Given passage
Web lighting and furniture retailer Bellacor.com counts on its product specialists to solve customers’ problems—and to up-sell. Bellacor customers who work with a product specialist after reviewing the web site represent order values twice as high as those of customers who buy without that assistance, says CEO Jan Andersen. Though Bellacor doesn’t reveal current sales volume, Andersen says the company had sales of $3 million to $5 million in 2000, its first year, and that sales have doubled annually since then, delivering the company’s first profits a year and a half ago.

Bellacor recruits only long-term retail employees with an in-depth knowledge of the furniture industry as product specialists. “If people have product knowledge and the attitude of enjoying customer service and sales, teaching them how to do that by a different means is very simple,” Andersen says. “The hurdle of having to learn computers and the web is greatly overrated. But it takes many years to acquire product knowledge in our field. The one is much easier to do than the other.”

Listed entries
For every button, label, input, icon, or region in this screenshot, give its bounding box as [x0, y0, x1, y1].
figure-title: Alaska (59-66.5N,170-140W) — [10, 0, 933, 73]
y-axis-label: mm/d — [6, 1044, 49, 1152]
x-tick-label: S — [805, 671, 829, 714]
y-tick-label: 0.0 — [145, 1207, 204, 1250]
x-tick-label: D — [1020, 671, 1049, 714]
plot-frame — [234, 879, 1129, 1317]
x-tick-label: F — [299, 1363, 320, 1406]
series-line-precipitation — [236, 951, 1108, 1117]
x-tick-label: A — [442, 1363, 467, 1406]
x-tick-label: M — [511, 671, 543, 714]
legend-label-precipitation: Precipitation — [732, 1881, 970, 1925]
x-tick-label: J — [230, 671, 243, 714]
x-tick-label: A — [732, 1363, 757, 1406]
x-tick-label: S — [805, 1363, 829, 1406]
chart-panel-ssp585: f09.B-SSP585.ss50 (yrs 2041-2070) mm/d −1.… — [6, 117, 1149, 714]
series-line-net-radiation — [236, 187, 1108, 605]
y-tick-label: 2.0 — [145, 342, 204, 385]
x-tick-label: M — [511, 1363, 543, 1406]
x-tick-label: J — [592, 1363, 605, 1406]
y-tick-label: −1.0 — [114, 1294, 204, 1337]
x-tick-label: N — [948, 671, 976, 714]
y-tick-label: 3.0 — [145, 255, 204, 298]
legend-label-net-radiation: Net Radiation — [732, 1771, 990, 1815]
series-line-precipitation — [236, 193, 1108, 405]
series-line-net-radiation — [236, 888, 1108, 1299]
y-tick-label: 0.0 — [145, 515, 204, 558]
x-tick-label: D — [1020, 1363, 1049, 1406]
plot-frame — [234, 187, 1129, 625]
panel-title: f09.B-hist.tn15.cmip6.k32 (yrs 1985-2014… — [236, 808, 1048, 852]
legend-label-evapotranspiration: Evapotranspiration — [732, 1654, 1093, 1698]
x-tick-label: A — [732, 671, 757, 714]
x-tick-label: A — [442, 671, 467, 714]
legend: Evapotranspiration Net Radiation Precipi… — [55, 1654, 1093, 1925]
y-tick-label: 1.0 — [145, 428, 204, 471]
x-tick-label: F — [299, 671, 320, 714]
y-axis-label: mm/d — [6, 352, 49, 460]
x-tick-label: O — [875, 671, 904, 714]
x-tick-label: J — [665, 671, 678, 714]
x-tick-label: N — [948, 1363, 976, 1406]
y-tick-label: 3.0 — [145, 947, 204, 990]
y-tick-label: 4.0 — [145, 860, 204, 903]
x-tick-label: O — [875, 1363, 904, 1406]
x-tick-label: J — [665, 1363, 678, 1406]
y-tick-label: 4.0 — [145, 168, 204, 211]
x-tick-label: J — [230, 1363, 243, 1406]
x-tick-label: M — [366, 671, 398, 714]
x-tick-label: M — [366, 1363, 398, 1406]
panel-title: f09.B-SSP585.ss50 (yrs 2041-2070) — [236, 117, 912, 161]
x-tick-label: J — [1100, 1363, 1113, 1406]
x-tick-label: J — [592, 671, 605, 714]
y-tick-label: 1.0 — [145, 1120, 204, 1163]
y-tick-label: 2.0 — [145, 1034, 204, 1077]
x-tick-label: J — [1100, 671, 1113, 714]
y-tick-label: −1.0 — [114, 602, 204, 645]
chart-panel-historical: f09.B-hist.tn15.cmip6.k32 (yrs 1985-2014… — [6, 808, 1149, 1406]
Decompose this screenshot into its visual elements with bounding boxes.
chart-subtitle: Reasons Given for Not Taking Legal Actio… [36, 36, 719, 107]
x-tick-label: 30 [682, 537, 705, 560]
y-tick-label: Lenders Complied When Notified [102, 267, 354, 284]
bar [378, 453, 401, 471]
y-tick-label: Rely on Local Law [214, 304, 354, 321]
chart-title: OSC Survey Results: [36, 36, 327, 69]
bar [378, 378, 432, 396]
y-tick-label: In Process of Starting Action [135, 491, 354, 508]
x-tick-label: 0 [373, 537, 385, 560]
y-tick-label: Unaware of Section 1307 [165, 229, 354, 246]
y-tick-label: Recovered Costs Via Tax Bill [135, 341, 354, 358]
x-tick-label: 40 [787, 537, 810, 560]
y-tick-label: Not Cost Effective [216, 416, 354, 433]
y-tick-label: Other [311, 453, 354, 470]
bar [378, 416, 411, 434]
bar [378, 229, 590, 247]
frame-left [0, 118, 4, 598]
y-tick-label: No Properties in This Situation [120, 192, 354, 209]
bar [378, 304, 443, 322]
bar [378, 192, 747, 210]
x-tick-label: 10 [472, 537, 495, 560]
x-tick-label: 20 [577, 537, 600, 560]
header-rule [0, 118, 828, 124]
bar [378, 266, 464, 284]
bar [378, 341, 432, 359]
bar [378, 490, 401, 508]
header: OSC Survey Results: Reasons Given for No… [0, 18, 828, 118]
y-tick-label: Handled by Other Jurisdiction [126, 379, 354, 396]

To do
Write out the Bellacor.com text in full, word for word. The rows have no connection to the text about Bellacor.com.

Response area
Web lighting and furniture retailer Bellacor.com counts on its product specialists to solve customers’ problems—and to up-sell. Bellacor customers who work with a product specialist after reviewing the web site represent order values twice as high as those of customers who buy without that assistance, says CEO Jan Andersen. Though Bellacor doesn’t reveal current sales volume, Andersen says the company had sales of $3 million to $5 million in 2000, its first year, and that sales have doubled annually since then, delivering the company’s first profits a year and a half ago.

Bellacor recruits only long-term retail employees with an in-depth knowledge of the furniture industry as product specialists. “If people have product knowledge and the attitude of enjoying customer service and sales, teaching them how to do that by a different means is very simple,” Andersen says. “The hurdle of having to learn computers and the web is greatly overrated. But it takes many years to acquire product knowledge in our field. The one is much easier to do than the other.”